Task details
Skip any picture you find and retype all the remaining lines exactly.

(Stored data entries)
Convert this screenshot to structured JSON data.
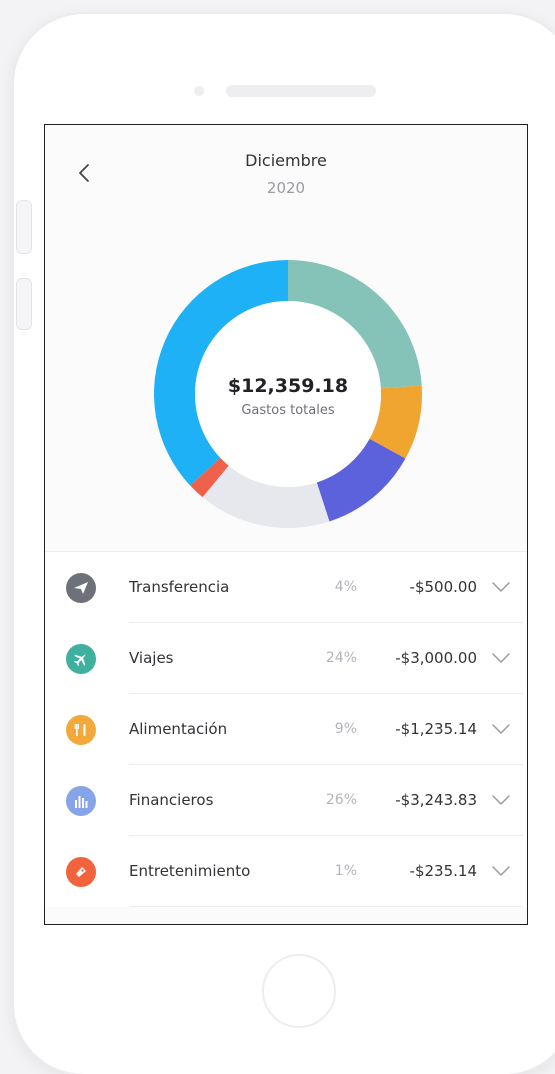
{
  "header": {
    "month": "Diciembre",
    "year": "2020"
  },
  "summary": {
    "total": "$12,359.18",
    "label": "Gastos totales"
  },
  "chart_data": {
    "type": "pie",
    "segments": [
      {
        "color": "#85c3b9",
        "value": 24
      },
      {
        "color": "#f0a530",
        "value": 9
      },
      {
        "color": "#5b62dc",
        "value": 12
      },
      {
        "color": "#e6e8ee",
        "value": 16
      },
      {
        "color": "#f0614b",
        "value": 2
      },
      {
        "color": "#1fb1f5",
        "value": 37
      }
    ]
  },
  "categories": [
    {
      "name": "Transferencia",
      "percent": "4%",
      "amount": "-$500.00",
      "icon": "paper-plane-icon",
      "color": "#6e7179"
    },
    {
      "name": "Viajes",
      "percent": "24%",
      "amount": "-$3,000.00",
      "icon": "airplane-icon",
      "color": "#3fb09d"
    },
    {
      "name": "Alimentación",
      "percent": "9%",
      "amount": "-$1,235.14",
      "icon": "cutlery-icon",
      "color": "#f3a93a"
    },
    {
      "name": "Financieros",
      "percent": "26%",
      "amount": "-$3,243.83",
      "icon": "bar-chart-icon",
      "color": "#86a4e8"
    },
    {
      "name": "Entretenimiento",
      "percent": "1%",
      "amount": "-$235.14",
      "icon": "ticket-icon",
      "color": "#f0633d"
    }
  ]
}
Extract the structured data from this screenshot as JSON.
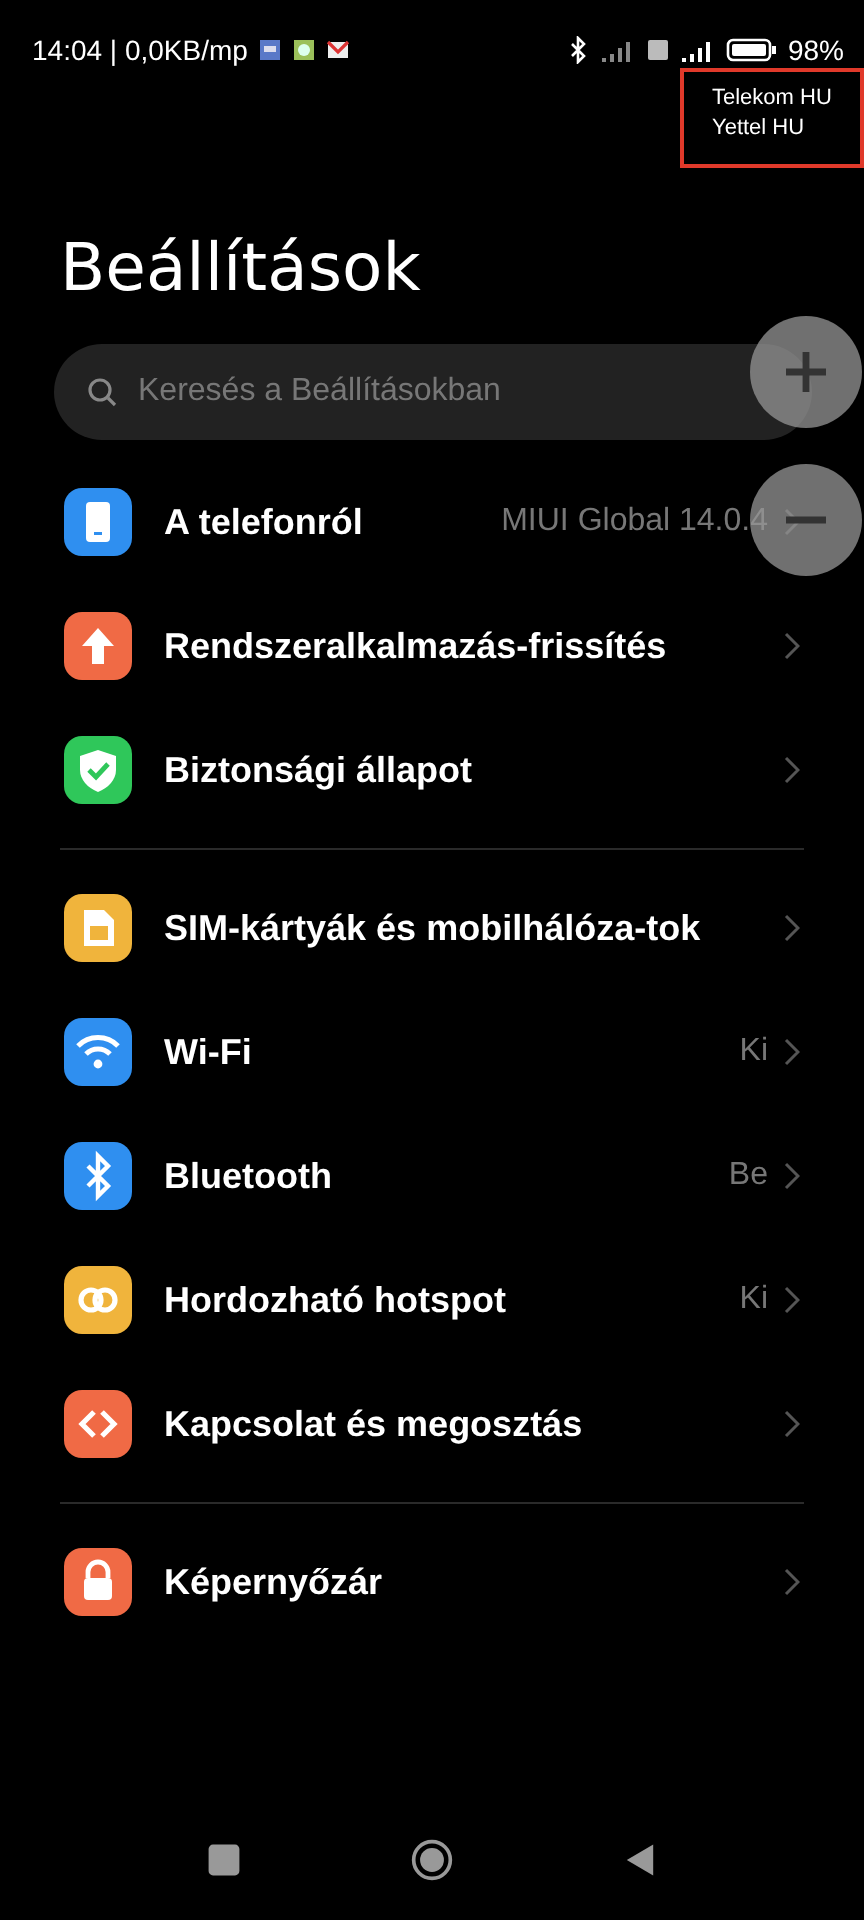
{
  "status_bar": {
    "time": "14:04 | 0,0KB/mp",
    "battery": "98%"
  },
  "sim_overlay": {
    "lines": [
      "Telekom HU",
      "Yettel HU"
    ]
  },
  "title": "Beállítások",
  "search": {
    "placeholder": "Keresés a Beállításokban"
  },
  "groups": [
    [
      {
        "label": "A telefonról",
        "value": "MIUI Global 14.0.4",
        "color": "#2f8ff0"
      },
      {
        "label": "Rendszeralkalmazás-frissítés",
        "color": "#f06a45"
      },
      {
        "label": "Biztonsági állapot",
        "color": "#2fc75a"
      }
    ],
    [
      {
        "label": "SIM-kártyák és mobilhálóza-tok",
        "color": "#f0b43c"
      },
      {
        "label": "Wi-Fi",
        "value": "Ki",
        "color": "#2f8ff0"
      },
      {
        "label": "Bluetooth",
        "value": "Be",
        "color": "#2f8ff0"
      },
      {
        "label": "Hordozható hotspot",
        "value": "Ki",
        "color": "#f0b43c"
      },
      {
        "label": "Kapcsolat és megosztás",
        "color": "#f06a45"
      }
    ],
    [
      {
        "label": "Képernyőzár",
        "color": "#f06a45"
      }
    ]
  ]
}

Complete response
Convert this screenshot to structured JSON data.
{
  "header": {
    "month": "Diciembre",
    "year": "2020"
  },
  "summary": {
    "total": "$12,359.18",
    "label": "Gastos totales"
  },
  "chart_data": {
    "type": "pie",
    "segments": [
      {
        "color": "#85c3b9",
        "value": 24
      },
      {
        "color": "#f0a530",
        "value": 9
      },
      {
        "color": "#5b62dc",
        "value": 12
      },
      {
        "color": "#e6e8ee",
        "value": 16
      },
      {
        "color": "#f0614b",
        "value": 2
      },
      {
        "color": "#1fb1f5",
        "value": 37
      }
    ]
  },
  "categories": [
    {
      "name": "Transferencia",
      "percent": "4%",
      "amount": "-$500.00",
      "icon": "paper-plane-icon",
      "color": "#6e7179"
    },
    {
      "name": "Viajes",
      "percent": "24%",
      "amount": "-$3,000.00",
      "icon": "airplane-icon",
      "color": "#3fb09d"
    },
    {
      "name": "Alimentación",
      "percent": "9%",
      "amount": "-$1,235.14",
      "icon": "cutlery-icon",
      "color": "#f3a93a"
    },
    {
      "name": "Financieros",
      "percent": "26%",
      "amount": "-$3,243.83",
      "icon": "bar-chart-icon",
      "color": "#86a4e8"
    },
    {
      "name": "Entretenimiento",
      "percent": "1%",
      "amount": "-$235.14",
      "icon": "ticket-icon",
      "color": "#f0633d"
    }
  ]
}
Extract the structured data from this screenshot as JSON.
{
  "status_bar": {
    "time": "14:04 | 0,0KB/mp",
    "battery": "98%"
  },
  "sim_overlay": {
    "lines": [
      "Telekom HU",
      "Yettel HU"
    ]
  },
  "title": "Beállítások",
  "search": {
    "placeholder": "Keresés a Beállításokban"
  },
  "groups": [
    [
      {
        "label": "A telefonról",
        "value": "MIUI Global 14.0.4",
        "color": "#2f8ff0"
      },
      {
        "label": "Rendszeralkalmazás-frissítés",
        "color": "#f06a45"
      },
      {
        "label": "Biztonsági állapot",
        "color": "#2fc75a"
      }
    ],
    [
      {
        "label": "SIM-kártyák és mobilhálóza-tok",
        "color": "#f0b43c"
      },
      {
        "label": "Wi-Fi",
        "value": "Ki",
        "color": "#2f8ff0"
      },
      {
        "label": "Bluetooth",
        "value": "Be",
        "color": "#2f8ff0"
      },
      {
        "label": "Hordozható hotspot",
        "value": "Ki",
        "color": "#f0b43c"
      },
      {
        "label": "Kapcsolat és megosztás",
        "color": "#f06a45"
      }
    ],
    [
      {
        "label": "Képernyőzár",
        "color": "#f06a45"
      }
    ]
  ]
}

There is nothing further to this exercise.